WHAT YOU HAVE TO DO: Copy everything from "Might have been" down to "Hakurei or something." in the Inuyasha thread below, switching "Miasma" to "poison".

EXCERPTED PASSAGE:
How far can she get? Could she defeat Naraku?

Extra imagery:


----------



## RBL (Feb 5, 2015)

could she defeat naraku?

the real question is, could she defeat Sesshomaru? 

Sesshomaru is the mvp here not naraku.


----------



## Imperator100 (Feb 5, 2015)

It's been forever since I've seen Inuyasha, I watched it as a little girl. Anyway it might be have been just anime fillers since I saw the Anime but from what I recall wasn't there some ~mountain level, lightning-timing, and dimensional bfr?


----------



## Linkofone (Feb 5, 2015)

I don't Remember any mountain busting or lightning timing, as for dimensional bfr ... Yes. Inuyasha has that.


----------



## Imperator100 (Feb 5, 2015)

Linkofone said:


> I don't Remember any mountain busting or lightning timing, as for dimensional bfr ... Yes. Inuyasha has that.



Might have been anime fillers then...or I might just be misremembering. It has been a while. 
How powerful is the verse?


----------



## Linkofone (Feb 5, 2015)

Probably some about Naraku's Miasma melting Mount Hakurei or something. 

As for Inuyasha, I'm not too sure.


----------



## MusubiKazesaru (Feb 5, 2015)

I think it capped at Town-city level and supersonic with some hax like an intangible.

DATASET ENTRIES:
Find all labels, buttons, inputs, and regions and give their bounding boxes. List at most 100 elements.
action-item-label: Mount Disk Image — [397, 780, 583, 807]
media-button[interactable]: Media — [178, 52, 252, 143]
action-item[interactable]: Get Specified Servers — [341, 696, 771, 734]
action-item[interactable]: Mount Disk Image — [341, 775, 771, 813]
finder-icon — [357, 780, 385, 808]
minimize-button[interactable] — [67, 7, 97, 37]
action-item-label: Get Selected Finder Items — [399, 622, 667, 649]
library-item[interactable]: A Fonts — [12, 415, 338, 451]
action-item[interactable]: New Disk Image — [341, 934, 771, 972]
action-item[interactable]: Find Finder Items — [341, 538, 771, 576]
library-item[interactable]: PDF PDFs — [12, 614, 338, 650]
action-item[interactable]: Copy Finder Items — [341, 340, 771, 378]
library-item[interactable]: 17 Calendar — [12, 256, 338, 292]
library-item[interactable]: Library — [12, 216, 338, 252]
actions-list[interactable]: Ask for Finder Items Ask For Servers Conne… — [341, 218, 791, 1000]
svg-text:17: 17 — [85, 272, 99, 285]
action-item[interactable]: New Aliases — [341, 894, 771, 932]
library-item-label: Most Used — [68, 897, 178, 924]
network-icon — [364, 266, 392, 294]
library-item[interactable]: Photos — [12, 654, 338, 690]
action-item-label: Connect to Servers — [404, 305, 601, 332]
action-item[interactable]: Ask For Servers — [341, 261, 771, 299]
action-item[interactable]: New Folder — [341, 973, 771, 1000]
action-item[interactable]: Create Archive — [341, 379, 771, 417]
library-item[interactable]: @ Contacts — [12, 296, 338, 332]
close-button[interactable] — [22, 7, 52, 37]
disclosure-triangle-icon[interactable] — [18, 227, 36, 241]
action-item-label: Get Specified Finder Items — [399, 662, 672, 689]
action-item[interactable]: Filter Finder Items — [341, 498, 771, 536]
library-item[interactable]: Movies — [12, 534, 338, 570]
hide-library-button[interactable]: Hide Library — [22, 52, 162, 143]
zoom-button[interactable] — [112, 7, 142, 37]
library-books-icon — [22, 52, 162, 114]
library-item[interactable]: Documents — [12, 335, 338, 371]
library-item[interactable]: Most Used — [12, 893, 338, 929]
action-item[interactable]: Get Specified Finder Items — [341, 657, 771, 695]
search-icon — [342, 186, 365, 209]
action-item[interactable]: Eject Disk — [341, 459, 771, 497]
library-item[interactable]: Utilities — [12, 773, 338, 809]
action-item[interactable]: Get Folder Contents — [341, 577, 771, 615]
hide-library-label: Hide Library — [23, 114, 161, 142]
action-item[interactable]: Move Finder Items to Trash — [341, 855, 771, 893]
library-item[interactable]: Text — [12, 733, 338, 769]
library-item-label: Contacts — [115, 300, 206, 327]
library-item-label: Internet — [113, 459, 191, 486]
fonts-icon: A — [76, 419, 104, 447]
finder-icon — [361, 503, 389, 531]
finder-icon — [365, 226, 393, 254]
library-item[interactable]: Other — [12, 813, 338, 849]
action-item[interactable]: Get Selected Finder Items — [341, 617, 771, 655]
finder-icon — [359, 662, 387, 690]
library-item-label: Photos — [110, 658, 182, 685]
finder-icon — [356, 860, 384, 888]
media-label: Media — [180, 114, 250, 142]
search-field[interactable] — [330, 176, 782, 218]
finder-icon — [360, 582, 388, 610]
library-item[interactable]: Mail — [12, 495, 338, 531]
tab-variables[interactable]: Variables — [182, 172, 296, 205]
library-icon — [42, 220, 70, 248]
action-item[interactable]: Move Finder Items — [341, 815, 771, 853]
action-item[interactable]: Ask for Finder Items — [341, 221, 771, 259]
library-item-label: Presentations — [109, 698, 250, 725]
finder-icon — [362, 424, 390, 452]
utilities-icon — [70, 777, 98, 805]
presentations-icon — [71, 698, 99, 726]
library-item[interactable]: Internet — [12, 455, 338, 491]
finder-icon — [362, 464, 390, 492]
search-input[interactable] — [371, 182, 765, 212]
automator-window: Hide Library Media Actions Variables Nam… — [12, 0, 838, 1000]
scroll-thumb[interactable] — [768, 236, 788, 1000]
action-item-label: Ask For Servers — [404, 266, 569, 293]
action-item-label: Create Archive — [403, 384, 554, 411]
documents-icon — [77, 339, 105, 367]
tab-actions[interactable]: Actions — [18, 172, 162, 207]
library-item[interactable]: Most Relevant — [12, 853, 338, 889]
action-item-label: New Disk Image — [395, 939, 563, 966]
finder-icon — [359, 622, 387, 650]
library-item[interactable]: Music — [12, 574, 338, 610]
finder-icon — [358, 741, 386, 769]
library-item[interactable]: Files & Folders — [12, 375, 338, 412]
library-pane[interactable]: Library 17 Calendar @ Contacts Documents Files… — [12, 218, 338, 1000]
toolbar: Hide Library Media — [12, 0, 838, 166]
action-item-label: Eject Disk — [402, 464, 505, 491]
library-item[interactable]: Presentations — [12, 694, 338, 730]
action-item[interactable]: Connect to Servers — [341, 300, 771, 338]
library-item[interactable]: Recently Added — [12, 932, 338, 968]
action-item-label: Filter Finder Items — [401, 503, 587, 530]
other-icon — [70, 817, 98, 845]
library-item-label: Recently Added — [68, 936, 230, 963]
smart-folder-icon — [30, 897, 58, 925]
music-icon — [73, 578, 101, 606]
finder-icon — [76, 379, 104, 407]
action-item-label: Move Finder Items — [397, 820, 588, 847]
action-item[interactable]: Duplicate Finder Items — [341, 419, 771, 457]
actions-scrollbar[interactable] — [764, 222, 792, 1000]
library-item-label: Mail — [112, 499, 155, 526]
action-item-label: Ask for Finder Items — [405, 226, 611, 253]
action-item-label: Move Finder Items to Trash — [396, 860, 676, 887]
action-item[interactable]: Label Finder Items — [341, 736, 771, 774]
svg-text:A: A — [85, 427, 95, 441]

---

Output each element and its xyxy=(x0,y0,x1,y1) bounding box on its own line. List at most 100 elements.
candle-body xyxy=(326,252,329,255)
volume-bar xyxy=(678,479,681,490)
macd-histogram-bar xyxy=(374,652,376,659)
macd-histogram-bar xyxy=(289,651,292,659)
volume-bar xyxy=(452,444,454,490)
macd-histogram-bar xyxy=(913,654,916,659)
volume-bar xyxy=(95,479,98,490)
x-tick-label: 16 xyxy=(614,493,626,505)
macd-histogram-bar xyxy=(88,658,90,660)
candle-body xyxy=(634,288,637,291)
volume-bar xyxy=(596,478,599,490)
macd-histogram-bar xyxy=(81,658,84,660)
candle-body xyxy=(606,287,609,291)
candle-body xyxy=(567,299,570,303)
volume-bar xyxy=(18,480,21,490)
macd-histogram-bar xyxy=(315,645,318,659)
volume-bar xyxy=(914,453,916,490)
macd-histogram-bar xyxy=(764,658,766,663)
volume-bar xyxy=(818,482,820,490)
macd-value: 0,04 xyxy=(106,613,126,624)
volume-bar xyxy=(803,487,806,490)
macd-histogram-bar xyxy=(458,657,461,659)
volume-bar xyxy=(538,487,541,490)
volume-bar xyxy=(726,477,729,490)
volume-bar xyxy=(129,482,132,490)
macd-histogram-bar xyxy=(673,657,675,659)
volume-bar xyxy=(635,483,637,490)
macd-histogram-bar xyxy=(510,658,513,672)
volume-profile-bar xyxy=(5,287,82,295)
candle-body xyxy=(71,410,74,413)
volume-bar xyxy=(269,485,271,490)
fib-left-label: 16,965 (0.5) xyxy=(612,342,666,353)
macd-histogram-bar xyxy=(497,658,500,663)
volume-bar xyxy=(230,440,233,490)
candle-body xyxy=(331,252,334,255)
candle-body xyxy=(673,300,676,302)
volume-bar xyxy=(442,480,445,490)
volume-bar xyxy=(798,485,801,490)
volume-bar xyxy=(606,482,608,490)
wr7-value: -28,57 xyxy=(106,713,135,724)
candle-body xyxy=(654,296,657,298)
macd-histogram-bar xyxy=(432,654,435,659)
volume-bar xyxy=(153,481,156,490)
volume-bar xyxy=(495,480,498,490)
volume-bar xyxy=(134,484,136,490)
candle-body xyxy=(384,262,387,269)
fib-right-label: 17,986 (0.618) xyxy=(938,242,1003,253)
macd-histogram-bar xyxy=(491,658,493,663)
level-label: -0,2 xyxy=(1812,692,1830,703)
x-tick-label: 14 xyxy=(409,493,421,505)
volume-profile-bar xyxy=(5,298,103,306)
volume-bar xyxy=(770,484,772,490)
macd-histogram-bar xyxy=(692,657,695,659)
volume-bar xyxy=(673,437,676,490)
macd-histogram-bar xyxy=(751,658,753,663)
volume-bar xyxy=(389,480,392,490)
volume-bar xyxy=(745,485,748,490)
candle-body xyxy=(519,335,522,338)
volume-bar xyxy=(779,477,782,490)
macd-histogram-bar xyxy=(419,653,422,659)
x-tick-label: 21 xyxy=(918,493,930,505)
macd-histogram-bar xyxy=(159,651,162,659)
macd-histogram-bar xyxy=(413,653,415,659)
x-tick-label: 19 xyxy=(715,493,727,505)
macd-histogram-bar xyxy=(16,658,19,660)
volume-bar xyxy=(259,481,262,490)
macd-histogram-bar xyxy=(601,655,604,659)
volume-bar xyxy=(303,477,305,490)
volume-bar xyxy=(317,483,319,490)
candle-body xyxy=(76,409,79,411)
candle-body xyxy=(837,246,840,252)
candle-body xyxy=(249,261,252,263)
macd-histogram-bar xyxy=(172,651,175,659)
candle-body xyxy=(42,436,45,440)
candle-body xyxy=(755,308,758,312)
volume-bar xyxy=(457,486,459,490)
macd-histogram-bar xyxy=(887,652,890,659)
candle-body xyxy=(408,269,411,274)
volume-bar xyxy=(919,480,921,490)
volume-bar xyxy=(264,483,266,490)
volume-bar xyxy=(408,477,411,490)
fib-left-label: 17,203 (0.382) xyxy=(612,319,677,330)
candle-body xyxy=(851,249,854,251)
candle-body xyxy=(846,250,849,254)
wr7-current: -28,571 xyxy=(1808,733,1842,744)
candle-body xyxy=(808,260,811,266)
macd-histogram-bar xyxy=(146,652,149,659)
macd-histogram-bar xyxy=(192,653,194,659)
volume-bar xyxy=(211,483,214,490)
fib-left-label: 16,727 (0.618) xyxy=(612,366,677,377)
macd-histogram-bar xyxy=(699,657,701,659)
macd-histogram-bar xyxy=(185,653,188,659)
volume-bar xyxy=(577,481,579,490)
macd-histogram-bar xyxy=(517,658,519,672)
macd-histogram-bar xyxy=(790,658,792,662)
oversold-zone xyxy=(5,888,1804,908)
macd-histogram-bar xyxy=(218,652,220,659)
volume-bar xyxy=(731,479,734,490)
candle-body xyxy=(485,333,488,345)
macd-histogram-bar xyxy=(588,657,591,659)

RESPONSE TO THIS EXERCISE:
Might have been anime fillers then...or I might just be misremembering. It has been a while. 
How powerful is the verse?


----------



## Linkofone (Feb 5, 2015)

Probably some about Naraku's poison melting Mount Hakurei or something.